*WHAT THE TASK REQUIRES*:
Convert everything from the start of the material down to the line containing "search-placeholder: Search [98, 281, 174, 309]" into a Markdown table with the columns Row and Line, omitting any blank lines.

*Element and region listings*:
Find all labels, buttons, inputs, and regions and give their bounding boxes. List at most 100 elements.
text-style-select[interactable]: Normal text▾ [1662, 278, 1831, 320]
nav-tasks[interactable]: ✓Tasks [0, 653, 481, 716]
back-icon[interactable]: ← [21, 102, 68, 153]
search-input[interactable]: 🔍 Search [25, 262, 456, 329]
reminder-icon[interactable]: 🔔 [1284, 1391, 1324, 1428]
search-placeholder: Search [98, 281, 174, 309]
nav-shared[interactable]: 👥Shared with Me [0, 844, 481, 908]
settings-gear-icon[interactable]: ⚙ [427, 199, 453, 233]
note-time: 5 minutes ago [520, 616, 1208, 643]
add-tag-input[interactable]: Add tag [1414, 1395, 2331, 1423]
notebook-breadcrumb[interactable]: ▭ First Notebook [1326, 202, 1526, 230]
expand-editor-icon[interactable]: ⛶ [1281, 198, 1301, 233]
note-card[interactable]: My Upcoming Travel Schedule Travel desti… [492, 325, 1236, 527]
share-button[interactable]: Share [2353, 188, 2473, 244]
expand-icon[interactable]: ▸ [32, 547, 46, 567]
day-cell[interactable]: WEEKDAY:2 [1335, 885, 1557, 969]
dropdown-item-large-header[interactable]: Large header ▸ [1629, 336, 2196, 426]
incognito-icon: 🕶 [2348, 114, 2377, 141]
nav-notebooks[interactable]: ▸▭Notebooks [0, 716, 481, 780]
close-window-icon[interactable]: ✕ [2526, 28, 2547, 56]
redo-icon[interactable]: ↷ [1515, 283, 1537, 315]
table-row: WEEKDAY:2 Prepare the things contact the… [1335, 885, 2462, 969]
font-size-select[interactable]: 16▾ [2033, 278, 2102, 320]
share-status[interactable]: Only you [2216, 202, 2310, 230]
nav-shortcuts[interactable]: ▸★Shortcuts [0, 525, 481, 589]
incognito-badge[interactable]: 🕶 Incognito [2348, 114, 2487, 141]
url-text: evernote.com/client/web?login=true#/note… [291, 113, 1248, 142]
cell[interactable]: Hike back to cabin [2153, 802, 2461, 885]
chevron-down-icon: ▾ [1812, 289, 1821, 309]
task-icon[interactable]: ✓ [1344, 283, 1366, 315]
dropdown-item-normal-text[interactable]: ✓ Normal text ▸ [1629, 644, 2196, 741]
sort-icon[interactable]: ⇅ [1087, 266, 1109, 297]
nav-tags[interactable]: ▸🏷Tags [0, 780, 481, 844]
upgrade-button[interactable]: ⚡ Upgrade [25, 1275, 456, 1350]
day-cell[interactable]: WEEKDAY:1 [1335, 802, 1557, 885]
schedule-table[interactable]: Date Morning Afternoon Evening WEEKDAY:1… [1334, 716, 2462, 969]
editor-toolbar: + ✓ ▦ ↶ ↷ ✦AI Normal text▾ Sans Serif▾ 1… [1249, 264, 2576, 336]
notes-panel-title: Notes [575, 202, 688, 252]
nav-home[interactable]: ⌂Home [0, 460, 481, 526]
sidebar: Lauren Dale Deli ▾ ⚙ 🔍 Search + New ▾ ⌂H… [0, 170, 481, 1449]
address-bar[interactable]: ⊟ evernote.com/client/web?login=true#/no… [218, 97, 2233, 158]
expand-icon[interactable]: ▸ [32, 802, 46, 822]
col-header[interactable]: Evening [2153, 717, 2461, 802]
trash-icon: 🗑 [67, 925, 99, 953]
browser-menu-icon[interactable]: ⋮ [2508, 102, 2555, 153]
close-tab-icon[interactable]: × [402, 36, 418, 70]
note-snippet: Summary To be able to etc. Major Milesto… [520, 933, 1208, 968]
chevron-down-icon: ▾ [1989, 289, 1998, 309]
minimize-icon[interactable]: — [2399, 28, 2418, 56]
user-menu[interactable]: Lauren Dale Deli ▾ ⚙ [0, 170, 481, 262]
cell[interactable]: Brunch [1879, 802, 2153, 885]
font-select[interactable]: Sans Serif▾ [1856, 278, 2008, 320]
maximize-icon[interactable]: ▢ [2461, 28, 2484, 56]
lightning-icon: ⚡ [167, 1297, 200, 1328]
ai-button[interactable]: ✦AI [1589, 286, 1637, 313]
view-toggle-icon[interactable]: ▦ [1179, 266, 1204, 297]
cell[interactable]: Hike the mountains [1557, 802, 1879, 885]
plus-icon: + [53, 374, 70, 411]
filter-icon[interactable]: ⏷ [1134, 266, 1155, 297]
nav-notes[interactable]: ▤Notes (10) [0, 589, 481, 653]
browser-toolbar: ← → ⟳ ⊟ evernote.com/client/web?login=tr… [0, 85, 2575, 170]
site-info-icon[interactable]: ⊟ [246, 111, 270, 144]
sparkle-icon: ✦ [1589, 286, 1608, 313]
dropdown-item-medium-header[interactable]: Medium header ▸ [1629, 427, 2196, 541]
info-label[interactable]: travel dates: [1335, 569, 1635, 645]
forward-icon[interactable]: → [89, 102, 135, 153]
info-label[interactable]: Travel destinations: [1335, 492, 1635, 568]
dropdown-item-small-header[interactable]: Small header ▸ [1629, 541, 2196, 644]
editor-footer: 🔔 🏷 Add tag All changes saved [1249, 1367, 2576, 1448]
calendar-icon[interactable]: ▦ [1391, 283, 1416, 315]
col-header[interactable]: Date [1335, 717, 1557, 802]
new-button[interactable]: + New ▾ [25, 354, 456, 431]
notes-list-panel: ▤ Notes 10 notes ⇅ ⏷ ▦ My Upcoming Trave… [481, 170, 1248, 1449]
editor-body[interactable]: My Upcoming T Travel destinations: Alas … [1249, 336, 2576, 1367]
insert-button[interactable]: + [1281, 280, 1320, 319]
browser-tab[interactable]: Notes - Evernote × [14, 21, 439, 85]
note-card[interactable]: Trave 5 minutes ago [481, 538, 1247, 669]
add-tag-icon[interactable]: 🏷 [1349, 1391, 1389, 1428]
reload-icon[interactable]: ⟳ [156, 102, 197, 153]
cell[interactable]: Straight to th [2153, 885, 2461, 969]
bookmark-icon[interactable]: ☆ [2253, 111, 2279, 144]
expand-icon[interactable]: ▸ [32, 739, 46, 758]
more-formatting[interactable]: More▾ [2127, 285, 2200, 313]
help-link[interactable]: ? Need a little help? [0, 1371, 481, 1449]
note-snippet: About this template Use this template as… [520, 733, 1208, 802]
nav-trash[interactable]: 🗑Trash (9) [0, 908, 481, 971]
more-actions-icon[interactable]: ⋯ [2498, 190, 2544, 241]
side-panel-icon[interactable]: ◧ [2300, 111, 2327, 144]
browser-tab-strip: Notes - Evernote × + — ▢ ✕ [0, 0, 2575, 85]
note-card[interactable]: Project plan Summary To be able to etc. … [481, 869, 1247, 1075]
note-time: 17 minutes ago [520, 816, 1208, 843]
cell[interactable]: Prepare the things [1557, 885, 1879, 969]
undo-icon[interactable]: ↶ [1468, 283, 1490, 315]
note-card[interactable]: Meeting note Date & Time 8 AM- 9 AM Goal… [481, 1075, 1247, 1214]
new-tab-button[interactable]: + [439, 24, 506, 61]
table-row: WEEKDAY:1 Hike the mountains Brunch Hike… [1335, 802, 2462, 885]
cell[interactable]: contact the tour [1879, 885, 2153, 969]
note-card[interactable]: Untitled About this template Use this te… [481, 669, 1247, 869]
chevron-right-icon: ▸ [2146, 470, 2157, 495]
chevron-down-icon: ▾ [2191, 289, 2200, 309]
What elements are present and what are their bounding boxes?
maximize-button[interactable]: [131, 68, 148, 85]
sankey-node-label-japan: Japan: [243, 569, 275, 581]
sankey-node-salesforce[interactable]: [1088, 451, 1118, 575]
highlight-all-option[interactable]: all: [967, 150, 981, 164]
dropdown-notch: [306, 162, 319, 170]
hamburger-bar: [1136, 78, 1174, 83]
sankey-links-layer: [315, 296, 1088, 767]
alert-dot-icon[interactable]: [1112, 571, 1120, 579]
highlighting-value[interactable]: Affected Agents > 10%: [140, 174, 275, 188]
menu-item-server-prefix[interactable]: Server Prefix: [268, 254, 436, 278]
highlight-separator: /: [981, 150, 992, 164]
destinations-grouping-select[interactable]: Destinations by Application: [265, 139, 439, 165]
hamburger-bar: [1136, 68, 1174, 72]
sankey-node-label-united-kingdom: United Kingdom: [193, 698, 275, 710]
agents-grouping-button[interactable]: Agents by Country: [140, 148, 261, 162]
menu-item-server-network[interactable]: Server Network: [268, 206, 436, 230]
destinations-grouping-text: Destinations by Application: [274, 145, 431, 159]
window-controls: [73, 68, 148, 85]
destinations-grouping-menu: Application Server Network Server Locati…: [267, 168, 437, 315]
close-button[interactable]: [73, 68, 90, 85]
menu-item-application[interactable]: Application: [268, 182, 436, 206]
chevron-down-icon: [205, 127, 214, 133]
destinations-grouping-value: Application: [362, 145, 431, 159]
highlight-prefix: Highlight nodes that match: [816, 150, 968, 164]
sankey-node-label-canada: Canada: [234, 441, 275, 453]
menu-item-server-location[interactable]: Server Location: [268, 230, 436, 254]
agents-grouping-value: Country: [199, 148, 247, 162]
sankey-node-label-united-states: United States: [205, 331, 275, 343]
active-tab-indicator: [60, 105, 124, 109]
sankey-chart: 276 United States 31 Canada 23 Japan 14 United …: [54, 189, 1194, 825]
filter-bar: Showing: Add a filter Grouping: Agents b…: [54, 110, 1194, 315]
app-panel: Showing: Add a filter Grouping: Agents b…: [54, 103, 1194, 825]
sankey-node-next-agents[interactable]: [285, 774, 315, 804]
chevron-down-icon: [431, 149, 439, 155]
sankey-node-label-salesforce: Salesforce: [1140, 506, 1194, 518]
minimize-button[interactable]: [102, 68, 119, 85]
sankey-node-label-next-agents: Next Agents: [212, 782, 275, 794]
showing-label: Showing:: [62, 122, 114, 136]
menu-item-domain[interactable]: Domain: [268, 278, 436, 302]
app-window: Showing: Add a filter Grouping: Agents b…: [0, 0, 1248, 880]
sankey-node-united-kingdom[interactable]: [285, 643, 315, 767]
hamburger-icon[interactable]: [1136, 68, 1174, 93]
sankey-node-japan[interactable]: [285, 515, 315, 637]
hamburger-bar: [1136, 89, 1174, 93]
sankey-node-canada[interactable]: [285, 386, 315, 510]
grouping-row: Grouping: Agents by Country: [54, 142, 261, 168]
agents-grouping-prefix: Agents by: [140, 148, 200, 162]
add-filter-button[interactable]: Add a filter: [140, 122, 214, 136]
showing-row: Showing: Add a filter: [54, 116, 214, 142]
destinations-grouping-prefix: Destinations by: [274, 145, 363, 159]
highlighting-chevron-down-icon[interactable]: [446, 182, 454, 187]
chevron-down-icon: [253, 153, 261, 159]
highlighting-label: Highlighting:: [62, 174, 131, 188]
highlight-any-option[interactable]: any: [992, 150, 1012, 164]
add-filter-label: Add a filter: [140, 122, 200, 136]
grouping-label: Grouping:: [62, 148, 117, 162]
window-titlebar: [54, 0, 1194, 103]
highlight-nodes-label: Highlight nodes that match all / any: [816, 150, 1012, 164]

*ANSWER IN FULL*:
| Row | Line |
|---|---|
| 1 | Find all labels, buttons, inputs, and regions and give their bounding boxes. List at most 100 elements. |
| 2 | text-style-select[interactable]: Normal text▾ [1662, 278, 1831, 320] |
| 3 | nav-tasks[interactable]: ✓Tasks [0, 653, 481, 716] |
| 4 | back-icon[interactable]: ← [21, 102, 68, 153] |
| 5 | search-input[interactable]: 🔍 Search [25, 262, 456, 329] |
| 6 | reminder-icon[interactable]: 🔔 [1284, 1391, 1324, 1428] |
| 7 | search-placeholder: Search [98, 281, 174, 309] |